The input:
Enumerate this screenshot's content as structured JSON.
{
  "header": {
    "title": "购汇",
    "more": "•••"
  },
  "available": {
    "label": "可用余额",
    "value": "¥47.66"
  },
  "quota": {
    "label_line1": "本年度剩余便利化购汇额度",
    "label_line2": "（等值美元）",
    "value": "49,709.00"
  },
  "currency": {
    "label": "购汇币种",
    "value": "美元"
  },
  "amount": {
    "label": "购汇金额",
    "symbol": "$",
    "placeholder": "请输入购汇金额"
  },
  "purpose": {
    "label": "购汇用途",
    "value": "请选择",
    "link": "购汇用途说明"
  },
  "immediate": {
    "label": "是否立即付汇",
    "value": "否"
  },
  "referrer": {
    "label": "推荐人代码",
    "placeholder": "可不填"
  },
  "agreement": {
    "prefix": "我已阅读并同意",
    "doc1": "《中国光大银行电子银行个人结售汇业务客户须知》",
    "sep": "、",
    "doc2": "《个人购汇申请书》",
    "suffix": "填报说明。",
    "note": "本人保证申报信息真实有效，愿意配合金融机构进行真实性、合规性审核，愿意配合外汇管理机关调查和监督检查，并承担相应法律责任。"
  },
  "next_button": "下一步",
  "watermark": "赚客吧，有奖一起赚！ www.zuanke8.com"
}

Work required: Output every entry shown above, exactly.

Result of the task:
Enumerate this screenshot's content as structured JSON.
{
  "header": {
    "title": "购汇",
    "more": "•••"
  },
  "available": {
    "label": "可用余额",
    "value": "¥47.66"
  },
  "quota": {
    "label_line1": "本年度剩余便利化购汇额度",
    "label_line2": "（等值美元）",
    "value": "49,709.00"
  },
  "currency": {
    "label": "购汇币种",
    "value": "美元"
  },
  "amount": {
    "label": "购汇金额",
    "symbol": "$",
    "placeholder": "请输入购汇金额"
  },
  "purpose": {
    "label": "购汇用途",
    "value": "请选择",
    "link": "购汇用途说明"
  },
  "immediate": {
    "label": "是否立即付汇",
    "value": "否"
  },
  "referrer": {
    "label": "推荐人代码",
    "placeholder": "可不填"
  },
  "agreement": {
    "prefix": "我已阅读并同意",
    "doc1": "《中国光大银行电子银行个人结售汇业务客户须知》",
    "sep": "、",
    "doc2": "《个人购汇申请书》",
    "suffix": "填报说明。",
    "note": "本人保证申报信息真实有效，愿意配合金融机构进行真实性、合规性审核，愿意配合外汇管理机关调查和监督检查，并承担相应法律责任。"
  },
  "next_button": "下一步",
  "watermark": "赚客吧，有奖一起赚！ www.zuanke8.com"
}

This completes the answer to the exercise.